## Your goal:
Your task is to extract every line from the material below exactly.

§

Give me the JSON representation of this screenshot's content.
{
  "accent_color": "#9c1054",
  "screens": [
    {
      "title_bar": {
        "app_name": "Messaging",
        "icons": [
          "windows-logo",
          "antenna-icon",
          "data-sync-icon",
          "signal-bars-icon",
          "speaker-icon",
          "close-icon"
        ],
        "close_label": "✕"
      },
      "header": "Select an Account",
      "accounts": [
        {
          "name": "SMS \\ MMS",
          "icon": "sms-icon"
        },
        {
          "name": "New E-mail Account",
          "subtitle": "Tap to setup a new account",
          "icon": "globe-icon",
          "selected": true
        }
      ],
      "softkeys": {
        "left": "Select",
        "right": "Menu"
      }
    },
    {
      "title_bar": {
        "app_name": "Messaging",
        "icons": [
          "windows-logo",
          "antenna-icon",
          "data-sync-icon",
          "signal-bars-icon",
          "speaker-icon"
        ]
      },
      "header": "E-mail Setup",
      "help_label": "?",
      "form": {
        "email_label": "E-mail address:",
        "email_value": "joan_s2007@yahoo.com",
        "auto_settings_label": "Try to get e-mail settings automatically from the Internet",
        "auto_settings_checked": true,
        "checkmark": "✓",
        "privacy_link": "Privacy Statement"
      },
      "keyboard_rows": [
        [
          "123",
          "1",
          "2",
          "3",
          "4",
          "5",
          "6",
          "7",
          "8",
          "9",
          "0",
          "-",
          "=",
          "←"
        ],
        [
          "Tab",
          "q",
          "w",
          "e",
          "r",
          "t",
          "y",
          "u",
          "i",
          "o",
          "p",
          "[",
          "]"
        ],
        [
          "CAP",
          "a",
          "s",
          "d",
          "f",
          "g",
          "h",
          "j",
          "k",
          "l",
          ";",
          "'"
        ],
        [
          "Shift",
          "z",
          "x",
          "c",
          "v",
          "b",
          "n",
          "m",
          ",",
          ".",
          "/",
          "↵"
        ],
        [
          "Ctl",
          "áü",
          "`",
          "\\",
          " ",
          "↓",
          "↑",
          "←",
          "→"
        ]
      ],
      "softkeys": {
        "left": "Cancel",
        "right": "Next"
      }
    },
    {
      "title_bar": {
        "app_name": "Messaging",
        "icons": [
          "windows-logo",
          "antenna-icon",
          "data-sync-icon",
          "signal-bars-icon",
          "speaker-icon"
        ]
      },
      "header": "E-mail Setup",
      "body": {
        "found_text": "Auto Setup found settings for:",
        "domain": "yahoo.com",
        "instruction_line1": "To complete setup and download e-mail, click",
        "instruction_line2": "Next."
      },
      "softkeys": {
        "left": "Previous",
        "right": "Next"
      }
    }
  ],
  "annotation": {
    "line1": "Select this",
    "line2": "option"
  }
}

§

## Final result:
Give me the JSON representation of this screenshot's content.
{
  "accent_color": "#9c1054",
  "screens": [
    {
      "title_bar": {
        "app_name": "Messaging",
        "icons": [
          "windows-logo",
          "antenna-icon",
          "data-sync-icon",
          "signal-bars-icon",
          "speaker-icon",
          "close-icon"
        ],
        "close_label": "✕"
      },
      "header": "Select an Account",
      "accounts": [
        {
          "name": "SMS \\ MMS",
          "icon": "sms-icon"
        },
        {
          "name": "New E-mail Account",
          "subtitle": "Tap to setup a new account",
          "icon": "globe-icon",
          "selected": true
        }
      ],
      "softkeys": {
        "left": "Select",
        "right": "Menu"
      }
    },
    {
      "title_bar": {
        "app_name": "Messaging",
        "icons": [
          "windows-logo",
          "antenna-icon",
          "data-sync-icon",
          "signal-bars-icon",
          "speaker-icon"
        ]
      },
      "header": "E-mail Setup",
      "help_label": "?",
      "form": {
        "email_label": "E-mail address:",
        "email_value": "joan_s2007@yahoo.com",
        "auto_settings_label": "Try to get e-mail settings automatically from the Internet",
        "auto_settings_checked": true,
        "checkmark": "✓",
        "privacy_link": "Privacy Statement"
      },
      "keyboard_rows": [
        [
          "123",
          "1",
          "2",
          "3",
          "4",
          "5",
          "6",
          "7",
          "8",
          "9",
          "0",
          "-",
          "=",
          "←"
        ],
        [
          "Tab",
          "q",
          "w",
          "e",
          "r",
          "t",
          "y",
          "u",
          "i",
          "o",
          "p",
          "[",
          "]"
        ],
        [
          "CAP",
          "a",
          "s",
          "d",
          "f",
          "g",
          "h",
          "j",
          "k",
          "l",
          ";",
          "'"
        ],
        [
          "Shift",
          "z",
          "x",
          "c",
          "v",
          "b",
          "n",
          "m",
          ",",
          ".",
          "/",
          "↵"
        ],
        [
          "Ctl",
          "áü",
          "`",
          "\\",
          " ",
          "↓",
          "↑",
          "←",
          "→"
        ]
      ],
      "softkeys": {
        "left": "Cancel",
        "right": "Next"
      }
    },
    {
      "title_bar": {
        "app_name": "Messaging",
        "icons": [
          "windows-logo",
          "antenna-icon",
          "data-sync-icon",
          "signal-bars-icon",
          "speaker-icon"
        ]
      },
      "header": "E-mail Setup",
      "body": {
        "found_text": "Auto Setup found settings for:",
        "domain": "yahoo.com",
        "instruction_line1": "To complete setup and download e-mail, click",
        "instruction_line2": "Next."
      },
      "softkeys": {
        "left": "Previous",
        "right": "Next"
      }
    }
  ],
  "annotation": {
    "line1": "Select this",
    "line2": "option"
  }
}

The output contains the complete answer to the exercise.